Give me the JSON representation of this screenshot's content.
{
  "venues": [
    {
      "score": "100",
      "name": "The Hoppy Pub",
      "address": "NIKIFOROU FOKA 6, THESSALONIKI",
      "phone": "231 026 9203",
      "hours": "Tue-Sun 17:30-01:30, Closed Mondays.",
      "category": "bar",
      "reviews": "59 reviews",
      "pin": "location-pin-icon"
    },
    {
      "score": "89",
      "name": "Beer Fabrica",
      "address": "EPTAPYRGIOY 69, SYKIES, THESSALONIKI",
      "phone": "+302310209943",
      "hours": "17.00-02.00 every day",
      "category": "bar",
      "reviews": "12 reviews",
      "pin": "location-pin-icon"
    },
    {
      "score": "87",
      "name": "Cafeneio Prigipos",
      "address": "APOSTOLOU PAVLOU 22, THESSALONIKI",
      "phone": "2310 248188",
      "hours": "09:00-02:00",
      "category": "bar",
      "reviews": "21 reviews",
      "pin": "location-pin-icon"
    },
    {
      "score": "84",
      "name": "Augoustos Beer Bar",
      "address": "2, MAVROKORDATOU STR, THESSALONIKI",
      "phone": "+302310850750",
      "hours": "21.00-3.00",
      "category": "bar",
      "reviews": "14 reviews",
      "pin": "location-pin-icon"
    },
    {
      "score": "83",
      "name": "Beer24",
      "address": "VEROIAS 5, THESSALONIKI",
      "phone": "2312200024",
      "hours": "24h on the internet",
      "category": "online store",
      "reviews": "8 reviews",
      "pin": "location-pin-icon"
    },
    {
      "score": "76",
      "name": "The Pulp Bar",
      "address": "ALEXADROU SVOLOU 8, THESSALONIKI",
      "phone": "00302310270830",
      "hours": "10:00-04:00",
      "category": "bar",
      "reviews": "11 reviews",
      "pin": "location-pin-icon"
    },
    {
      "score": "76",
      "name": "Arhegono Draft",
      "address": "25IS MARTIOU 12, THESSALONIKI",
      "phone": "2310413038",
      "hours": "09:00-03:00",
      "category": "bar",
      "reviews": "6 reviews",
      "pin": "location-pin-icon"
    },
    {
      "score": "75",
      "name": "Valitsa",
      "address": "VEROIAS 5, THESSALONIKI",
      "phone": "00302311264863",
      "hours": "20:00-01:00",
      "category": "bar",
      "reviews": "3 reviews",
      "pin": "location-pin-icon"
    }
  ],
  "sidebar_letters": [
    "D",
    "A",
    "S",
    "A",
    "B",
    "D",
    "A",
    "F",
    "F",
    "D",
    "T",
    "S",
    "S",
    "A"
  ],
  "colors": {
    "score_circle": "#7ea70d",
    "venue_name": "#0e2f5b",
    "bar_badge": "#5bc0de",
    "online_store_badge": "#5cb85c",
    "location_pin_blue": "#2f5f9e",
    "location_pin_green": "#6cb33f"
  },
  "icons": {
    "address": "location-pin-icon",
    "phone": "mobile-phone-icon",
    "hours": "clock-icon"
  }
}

- _Exercise aim_
Write out the material exactly as given.

- _Answer for this exercise_
Give me the JSON representation of this screenshot's content.
{
  "venues": [
    {
      "score": "100",
      "name": "The Hoppy Pub",
      "address": "NIKIFOROU FOKA 6, THESSALONIKI",
      "phone": "231 026 9203",
      "hours": "Tue-Sun 17:30-01:30, Closed Mondays.",
      "category": "bar",
      "reviews": "59 reviews",
      "pin": "location-pin-icon"
    },
    {
      "score": "89",
      "name": "Beer Fabrica",
      "address": "EPTAPYRGIOY 69, SYKIES, THESSALONIKI",
      "phone": "+302310209943",
      "hours": "17.00-02.00 every day",
      "category": "bar",
      "reviews": "12 reviews",
      "pin": "location-pin-icon"
    },
    {
      "score": "87",
      "name": "Cafeneio Prigipos",
      "address": "APOSTOLOU PAVLOU 22, THESSALONIKI",
      "phone": "2310 248188",
      "hours": "09:00-02:00",
      "category": "bar",
      "reviews": "21 reviews",
      "pin": "location-pin-icon"
    },
    {
      "score": "84",
      "name": "Augoustos Beer Bar",
      "address": "2, MAVROKORDATOU STR, THESSALONIKI",
      "phone": "+302310850750",
      "hours": "21.00-3.00",
      "category": "bar",
      "reviews": "14 reviews",
      "pin": "location-pin-icon"
    },
    {
      "score": "83",
      "name": "Beer24",
      "address": "VEROIAS 5, THESSALONIKI",
      "phone": "2312200024",
      "hours": "24h on the internet",
      "category": "online store",
      "reviews": "8 reviews",
      "pin": "location-pin-icon"
    },
    {
      "score": "76",
      "name": "The Pulp Bar",
      "address": "ALEXADROU SVOLOU 8, THESSALONIKI",
      "phone": "00302310270830",
      "hours": "10:00-04:00",
      "category": "bar",
      "reviews": "11 reviews",
      "pin": "location-pin-icon"
    },
    {
      "score": "76",
      "name": "Arhegono Draft",
      "address": "25IS MARTIOU 12, THESSALONIKI",
      "phone": "2310413038",
      "hours": "09:00-03:00",
      "category": "bar",
      "reviews": "6 reviews",
      "pin": "location-pin-icon"
    },
    {
      "score": "75",
      "name": "Valitsa",
      "address": "VEROIAS 5, THESSALONIKI",
      "phone": "00302311264863",
      "hours": "20:00-01:00",
      "category": "bar",
      "reviews": "3 reviews",
      "pin": "location-pin-icon"
    }
  ],
  "sidebar_letters": [
    "D",
    "A",
    "S",
    "A",
    "B",
    "D",
    "A",
    "F",
    "F",
    "D",
    "T",
    "S",
    "S",
    "A"
  ],
  "colors": {
    "score_circle": "#7ea70d",
    "venue_name": "#0e2f5b",
    "bar_badge": "#5bc0de",
    "online_store_badge": "#5cb85c",
    "location_pin_blue": "#2f5f9e",
    "location_pin_green": "#6cb33f"
  },
  "icons": {
    "address": "location-pin-icon",
    "phone": "mobile-phone-icon",
    "hours": "clock-icon"
  }
}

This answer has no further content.